» EXCERPT:
════════
Michaelson is the same way about photographs. He's never been into celebrity glossies. He collects old passports, ID cards and newspaper clippings. He looks for ordinary people from the past.

Michaelson's hobby turned into an obsession when he was browsing eBay, and he came across a mug shot from the 1930s of a petty thief from Minnesota. It was stapled to a card with fingerprints and a crime report. Michaelson describes him as "a man who was arrested for having two pairs of pants in his possession that he could not account for."

The Latino man had curly carefully coiffed hair, wore a tie, scarf and plaid button up shirt. He gave the camera a deep, stoic stare. The photo itself was a beautiful, high-quality silver print.

Michaelson immediately fell in love with mug shots. He says they may be small, but they're heavy. "The thing that gets me excited about mug shots is something that makes them different from a passport photo or a driver's license photo: when the shutter clicks on that camera, there's trouble."

He started buying mug shots off the Internet and from antique dealers. Some of them date back to the 1870s. At first it was just a three-ring binder's worth. But over the course of a decade, he accumulated stacks of binders, then boxes and boxes and boxes filled with mug shots. They now fill most of his tiny one-bedroom apartment. It is the largest collection of mug shots in the world.
════════
» SOURCE DATA:
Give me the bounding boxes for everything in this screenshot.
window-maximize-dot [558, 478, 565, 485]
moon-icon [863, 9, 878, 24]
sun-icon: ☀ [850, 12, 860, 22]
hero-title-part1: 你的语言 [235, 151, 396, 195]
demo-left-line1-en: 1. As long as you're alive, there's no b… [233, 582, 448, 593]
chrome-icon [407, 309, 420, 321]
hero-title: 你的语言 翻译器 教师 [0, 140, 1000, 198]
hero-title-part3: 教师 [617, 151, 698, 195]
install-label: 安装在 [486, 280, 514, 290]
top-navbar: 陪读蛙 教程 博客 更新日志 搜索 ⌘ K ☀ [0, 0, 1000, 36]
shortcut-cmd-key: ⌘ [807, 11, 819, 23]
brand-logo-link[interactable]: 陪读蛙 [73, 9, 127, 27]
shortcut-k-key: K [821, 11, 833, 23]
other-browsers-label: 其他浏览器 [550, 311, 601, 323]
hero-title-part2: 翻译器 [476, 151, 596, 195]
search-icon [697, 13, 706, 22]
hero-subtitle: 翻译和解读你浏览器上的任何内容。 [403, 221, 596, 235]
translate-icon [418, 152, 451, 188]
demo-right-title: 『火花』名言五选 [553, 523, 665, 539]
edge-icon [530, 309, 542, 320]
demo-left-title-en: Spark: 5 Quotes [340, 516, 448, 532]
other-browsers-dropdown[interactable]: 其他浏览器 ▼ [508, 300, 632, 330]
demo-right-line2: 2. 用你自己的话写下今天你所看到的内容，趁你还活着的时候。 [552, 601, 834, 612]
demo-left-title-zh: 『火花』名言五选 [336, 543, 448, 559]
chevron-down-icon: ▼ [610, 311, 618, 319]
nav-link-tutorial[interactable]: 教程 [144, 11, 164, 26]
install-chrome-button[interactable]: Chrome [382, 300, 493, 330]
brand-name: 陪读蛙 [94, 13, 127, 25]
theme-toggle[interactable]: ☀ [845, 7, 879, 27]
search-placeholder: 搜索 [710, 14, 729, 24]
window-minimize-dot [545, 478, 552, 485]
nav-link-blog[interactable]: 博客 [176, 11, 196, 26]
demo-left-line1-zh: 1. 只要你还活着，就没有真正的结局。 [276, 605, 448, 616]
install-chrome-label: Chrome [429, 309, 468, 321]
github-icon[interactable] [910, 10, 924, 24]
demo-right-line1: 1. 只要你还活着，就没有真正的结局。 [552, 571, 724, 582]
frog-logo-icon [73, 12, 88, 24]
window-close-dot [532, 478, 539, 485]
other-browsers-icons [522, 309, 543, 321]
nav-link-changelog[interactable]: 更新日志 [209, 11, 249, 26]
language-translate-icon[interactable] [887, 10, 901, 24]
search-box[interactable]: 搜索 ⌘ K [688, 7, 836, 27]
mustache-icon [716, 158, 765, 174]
════════
» PROMPT 1:
In the mug shot passage, why was the petty thief from Minnesota arrested?
» PROMPT 2:
Reproduce the listing from its first line through the line that contains "hero-title-part1: 你的语言 [235, 151, 396, 195]", switching "everything" to "every item" and leaving everything else unchanged.
The listing has no connection to the passage about mug shots.

» EXERCISE ANSWER 1:
He had two pairs of pants in his possession that he could not account for.

» EXERCISE ANSWER 2:
Give me the bounding boxes for every item in this screenshot.
window-maximize-dot [558, 478, 565, 485]
moon-icon [863, 9, 878, 24]
sun-icon: ☀ [850, 12, 860, 22]
hero-title-part1: 你的语言 [235, 151, 396, 195]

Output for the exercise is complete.